- [Directions]:
Look at each line of the records and count those with "berufsschulen" in them. Please answer with the count alone.

- [Rows]:
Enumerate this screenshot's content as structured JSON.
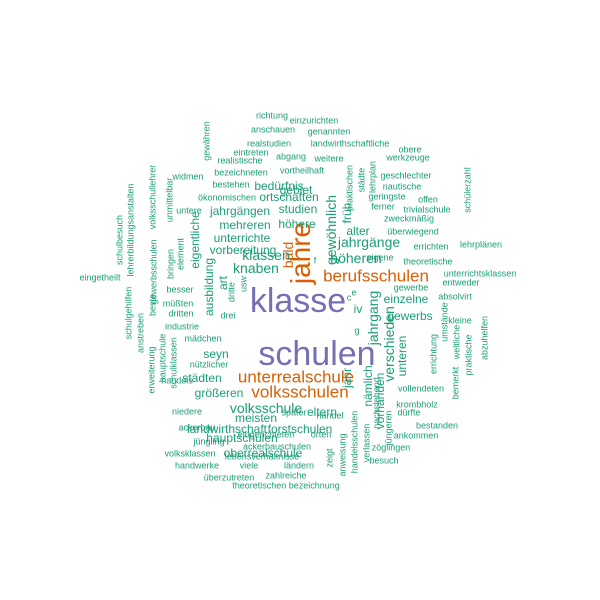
{
  "words": [
    {
      "id": "klasse",
      "text": "klasse",
      "color": "#7570b3"
    },
    {
      "id": "schulen",
      "text": "schulen",
      "color": "#7570b3"
    },
    {
      "id": "jahre",
      "text": "jahre",
      "color": "#d95f02"
    },
    {
      "id": "unterrealschule",
      "text": "unterrealschule",
      "color": "#d95f02"
    },
    {
      "id": "berufsschulen",
      "text": "berufsschulen",
      "color": "#d95f02"
    },
    {
      "id": "volksschulen",
      "text": "volksschulen",
      "color": "#d95f02"
    },
    {
      "id": "klassen",
      "text": "klassen",
      "color": "#1b9e77"
    },
    {
      "id": "knaben",
      "text": "knaben",
      "color": "#1b9e77"
    },
    {
      "id": "hoheren",
      "text": "höheren",
      "color": "#1b9e77"
    },
    {
      "id": "jahrgange",
      "text": "jahrgänge",
      "color": "#1b9e77"
    },
    {
      "id": "volksschule",
      "text": "volksschule",
      "color": "#1b9e77"
    },
    {
      "id": "gewohnlich",
      "text": "gewöhnlich",
      "color": "#1b9e77"
    },
    {
      "id": "bald",
      "text": "bald",
      "color": "#d95f02"
    },
    {
      "id": "jahrgang",
      "text": "jahrgang",
      "color": "#1b9e77"
    },
    {
      "id": "verschieden",
      "text": "verschieden",
      "color": "#1b9e77"
    },
    {
      "id": "unterrichte",
      "text": "unterrichte",
      "color": "#1b9e77"
    },
    {
      "id": "mehreren",
      "text": "mehreren",
      "color": "#1b9e77"
    },
    {
      "id": "hohere",
      "text": "höhere",
      "color": "#1b9e77"
    },
    {
      "id": "studien",
      "text": "studien",
      "color": "#1b9e77"
    },
    {
      "id": "jahrgangen",
      "text": "jahrgängen",
      "color": "#1b9e77"
    },
    {
      "id": "ortschaften",
      "text": "ortschaften",
      "color": "#1b9e77"
    },
    {
      "id": "bedurfnis",
      "text": "bedürfnis",
      "color": "#1b9e77"
    },
    {
      "id": "ausbildung",
      "text": "ausbildung",
      "color": "#1b9e77"
    },
    {
      "id": "vorbereitung",
      "text": "vorbereitung",
      "color": "#1b9e77"
    },
    {
      "id": "meisten",
      "text": "meisten",
      "color": "#1b9e77"
    },
    {
      "id": "hauptschulen",
      "text": "hauptschulen",
      "color": "#1b9e77"
    },
    {
      "id": "oberrealschule",
      "text": "oberrealschule",
      "color": "#1b9e77"
    },
    {
      "id": "forstschulen",
      "text": "forstschulen",
      "color": "#1b9e77"
    },
    {
      "id": "landwirthschaft",
      "text": "landwirthschaft",
      "color": "#1b9e77"
    },
    {
      "id": "grosseren",
      "text": "größeren",
      "color": "#1b9e77"
    },
    {
      "id": "stadten",
      "text": "städten",
      "color": "#1b9e77"
    },
    {
      "id": "seyn",
      "text": "seyn",
      "color": "#1b9e77"
    },
    {
      "id": "eltern",
      "text": "eltern",
      "color": "#1b9e77"
    },
    {
      "id": "gewerbs",
      "text": "gewerbs",
      "color": "#1b9e77"
    },
    {
      "id": "einzelne",
      "text": "einzelne",
      "color": "#1b9e77"
    },
    {
      "id": "alter",
      "text": "alter",
      "color": "#1b9e77"
    },
    {
      "id": "unteren",
      "text": "unteren",
      "color": "#1b9e77"
    },
    {
      "id": "namlich",
      "text": "nämlich",
      "color": "#1b9e77"
    },
    {
      "id": "iv",
      "text": "iv",
      "color": "#1b9e77"
    },
    {
      "id": "gebiet",
      "text": "gebiet",
      "color": "#1b9e77"
    },
    {
      "id": "fruh",
      "text": "früh",
      "color": "#1b9e77"
    },
    {
      "id": "eigentliche",
      "text": "eigentliche",
      "color": "#1b9e77"
    },
    {
      "id": "art",
      "text": "art",
      "color": "#1b9e77"
    },
    {
      "id": "dritte",
      "text": "dritte",
      "color": "#1b9e77"
    },
    {
      "id": "usw",
      "text": "usw",
      "color": "#1b9e77"
    },
    {
      "id": "drei",
      "text": "drei",
      "color": "#1b9e77"
    },
    {
      "id": "besser",
      "text": "besser",
      "color": "#1b9e77"
    },
    {
      "id": "mussten",
      "text": "müßten",
      "color": "#1b9e77"
    },
    {
      "id": "dritten",
      "text": "dritten",
      "color": "#1b9e77"
    },
    {
      "id": "industrie",
      "text": "industrie",
      "color": "#1b9e77"
    },
    {
      "id": "madchen",
      "text": "mädchen",
      "color": "#1b9e77"
    },
    {
      "id": "handels",
      "text": "handels",
      "color": "#1b9e77"
    },
    {
      "id": "nutzlicher",
      "text": "nützlicher",
      "color": "#1b9e77"
    },
    {
      "id": "niedere",
      "text": "niedere",
      "color": "#1b9e77"
    },
    {
      "id": "spater",
      "text": "später",
      "color": "#1b9e77"
    },
    {
      "id": "handel",
      "text": "handel",
      "color": "#1b9e77"
    },
    {
      "id": "ackerbau",
      "text": "ackerbau",
      "color": "#1b9e77"
    },
    {
      "id": "eingerichteten",
      "text": "eingerichteten",
      "color": "#1b9e77"
    },
    {
      "id": "orten",
      "text": "orten",
      "color": "#1b9e77"
    },
    {
      "id": "jungling",
      "text": "jüngling",
      "color": "#1b9e77"
    },
    {
      "id": "ackerbauschulen",
      "text": "ackerbauschulen",
      "color": "#1b9e77"
    },
    {
      "id": "volksklassen",
      "text": "volksklassen",
      "color": "#1b9e77"
    },
    {
      "id": "lebensverhaltnisse",
      "text": "lebensverhältnisse",
      "color": "#1b9e77"
    },
    {
      "id": "handwerke",
      "text": "handwerke",
      "color": "#1b9e77"
    },
    {
      "id": "viele",
      "text": "viele",
      "color": "#1b9e77"
    },
    {
      "id": "landern",
      "text": "ländern",
      "color": "#1b9e77"
    },
    {
      "id": "uberzutreten",
      "text": "überzutreten",
      "color": "#1b9e77"
    },
    {
      "id": "zahlreiche",
      "text": "zahlreiche",
      "color": "#1b9e77"
    },
    {
      "id": "theoretischen-bezeichnung",
      "text": "theoretischen bezeichnung",
      "color": "#1b9e77"
    },
    {
      "id": "richtung",
      "text": "richtung",
      "color": "#1b9e77"
    },
    {
      "id": "einzurichten",
      "text": "einzurichten",
      "color": "#1b9e77"
    },
    {
      "id": "anschauen",
      "text": "anschauen",
      "color": "#1b9e77"
    },
    {
      "id": "genannten",
      "text": "genannten",
      "color": "#1b9e77"
    },
    {
      "id": "realstudien",
      "text": "realstudien",
      "color": "#1b9e77"
    },
    {
      "id": "landwirthschaftliche",
      "text": "landwirthschaftliche",
      "color": "#1b9e77"
    },
    {
      "id": "eintreten",
      "text": "eintreten",
      "color": "#1b9e77"
    },
    {
      "id": "obere",
      "text": "obere",
      "color": "#1b9e77"
    },
    {
      "id": "realistische",
      "text": "realistische",
      "color": "#1b9e77"
    },
    {
      "id": "abgang",
      "text": "abgang",
      "color": "#1b9e77"
    },
    {
      "id": "weitere",
      "text": "weitere",
      "color": "#1b9e77"
    },
    {
      "id": "werkzeuge",
      "text": "werkzeuge",
      "color": "#1b9e77"
    },
    {
      "id": "bezeichneten",
      "text": "bezeichneten",
      "color": "#1b9e77"
    },
    {
      "id": "vortheilhaft",
      "text": "vortheilhaft",
      "color": "#1b9e77"
    },
    {
      "id": "geschlechter",
      "text": "geschlechter",
      "color": "#1b9e77"
    },
    {
      "id": "widmen",
      "text": "widmen",
      "color": "#1b9e77"
    },
    {
      "id": "bestehen",
      "text": "bestehen",
      "color": "#1b9e77"
    },
    {
      "id": "nautische",
      "text": "nautische",
      "color": "#1b9e77"
    },
    {
      "id": "okonomischen",
      "text": "ökonomischen",
      "color": "#1b9e77"
    },
    {
      "id": "geringste",
      "text": "geringste",
      "color": "#1b9e77"
    },
    {
      "id": "offen",
      "text": "offen",
      "color": "#1b9e77"
    },
    {
      "id": "ferner",
      "text": "ferner",
      "color": "#1b9e77"
    },
    {
      "id": "trivialschule",
      "text": "trivialschule",
      "color": "#1b9e77"
    },
    {
      "id": "zweckmassig",
      "text": "zweckmäßig",
      "color": "#1b9e77"
    },
    {
      "id": "untere",
      "text": "untere",
      "color": "#1b9e77"
    },
    {
      "id": "uberwiegend",
      "text": "überwiegend",
      "color": "#1b9e77"
    },
    {
      "id": "errichten",
      "text": "errichten",
      "color": "#1b9e77"
    },
    {
      "id": "lehrplanen",
      "text": "lehrplänen",
      "color": "#1b9e77"
    },
    {
      "id": "eigene",
      "text": "eigene",
      "color": "#1b9e77"
    },
    {
      "id": "theoretische",
      "text": "theoretische",
      "color": "#1b9e77"
    },
    {
      "id": "gewerbe",
      "text": "gewerbe",
      "color": "#1b9e77"
    },
    {
      "id": "unterrichtsklassen",
      "text": "unterrichtsklassen",
      "color": "#1b9e77"
    },
    {
      "id": "entweder",
      "text": "entweder",
      "color": "#1b9e77"
    },
    {
      "id": "absolvirt",
      "text": "absolvirt",
      "color": "#1b9e77"
    },
    {
      "id": "kleine",
      "text": "kleine",
      "color": "#1b9e77"
    },
    {
      "id": "vollendeten",
      "text": "vollendeten",
      "color": "#1b9e77"
    },
    {
      "id": "krombholz",
      "text": "krombholz",
      "color": "#1b9e77"
    },
    {
      "id": "durfte",
      "text": "dürfte",
      "color": "#1b9e77"
    },
    {
      "id": "bestanden",
      "text": "bestanden",
      "color": "#1b9e77"
    },
    {
      "id": "ankommen",
      "text": "ankommen",
      "color": "#1b9e77"
    },
    {
      "id": "zoglingen",
      "text": "zöglingen",
      "color": "#1b9e77"
    },
    {
      "id": "besuch",
      "text": "besuch",
      "color": "#1b9e77"
    },
    {
      "id": "eingetheilt",
      "text": "eingetheilt",
      "color": "#1b9e77"
    },
    {
      "id": "e",
      "text": "e",
      "color": "#1b9e77"
    },
    {
      "id": "c",
      "text": "c",
      "color": "#1b9e77"
    },
    {
      "id": "f",
      "text": "f",
      "color": "#1b9e77"
    },
    {
      "id": "g",
      "text": "g",
      "color": "#1b9e77"
    },
    {
      "id": "gewahren",
      "text": "gewähren",
      "color": "#1b9e77"
    },
    {
      "id": "schulbesuch",
      "text": "schulbesuch",
      "color": "#1b9e77"
    },
    {
      "id": "lehrerbildungsanstalten",
      "text": "lehrerbildungsanstalten",
      "color": "#1b9e77"
    },
    {
      "id": "volksschullehrer",
      "text": "volksschullehrer",
      "color": "#1b9e77"
    },
    {
      "id": "unmittelbar",
      "text": "unmittelbar",
      "color": "#1b9e77"
    },
    {
      "id": "element",
      "text": "element",
      "color": "#1b9e77"
    },
    {
      "id": "bringen",
      "text": "bringen",
      "color": "#1b9e77"
    },
    {
      "id": "gewerbsschulen",
      "text": "gewerbsschulen",
      "color": "#1b9e77"
    },
    {
      "id": "schulgehilfen",
      "text": "schulgehilfen",
      "color": "#1b9e77"
    },
    {
      "id": "anstreben",
      "text": "anstreben",
      "color": "#1b9e77"
    },
    {
      "id": "beste",
      "text": "beste",
      "color": "#1b9e77"
    },
    {
      "id": "erweiterung",
      "text": "erweiterung",
      "color": "#1b9e77"
    },
    {
      "id": "hauptschule",
      "text": "hauptschule",
      "color": "#1b9e77"
    },
    {
      "id": "schulklassen",
      "text": "schulklassen",
      "color": "#1b9e77"
    },
    {
      "id": "schulzahl",
      "text": "schülerzahl",
      "color": "#1b9e77"
    },
    {
      "id": "praktischen",
      "text": "praktischen",
      "color": "#1b9e77"
    },
    {
      "id": "lehrplan",
      "text": "lehrplan",
      "color": "#1b9e77"
    },
    {
      "id": "stadte",
      "text": "städte",
      "color": "#1b9e77"
    },
    {
      "id": "umstande",
      "text": "umstände",
      "color": "#1b9e77"
    },
    {
      "id": "weltliche",
      "text": "weltliche",
      "color": "#1b9e77"
    },
    {
      "id": "abzuhelfen",
      "text": "abzuhelfen",
      "color": "#1b9e77"
    },
    {
      "id": "praktische",
      "text": "praktische",
      "color": "#1b9e77"
    },
    {
      "id": "bemerkt",
      "text": "bemerkt",
      "color": "#1b9e77"
    },
    {
      "id": "errichtung",
      "text": "errichtung",
      "color": "#1b9e77"
    },
    {
      "id": "jahr",
      "text": "jahr",
      "color": "#1b9e77"
    },
    {
      "id": "vorhanden",
      "text": "vorhanden",
      "color": "#1b9e77"
    },
    {
      "id": "jungen",
      "text": "jüngeren",
      "color": "#1b9e77"
    },
    {
      "id": "handelsschulen",
      "text": "handelsschulen",
      "color": "#1b9e77"
    },
    {
      "id": "verlassen",
      "text": "verlassen",
      "color": "#1b9e77"
    },
    {
      "id": "zeigt",
      "text": "zeigt",
      "color": "#1b9e77"
    },
    {
      "id": "anweisung",
      "text": "anweisung",
      "color": "#1b9e77"
    },
    {
      "id": "nachstehend",
      "text": "nachstehend",
      "color": "#1b9e77"
    }
  ]
}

- [Finished task]:
2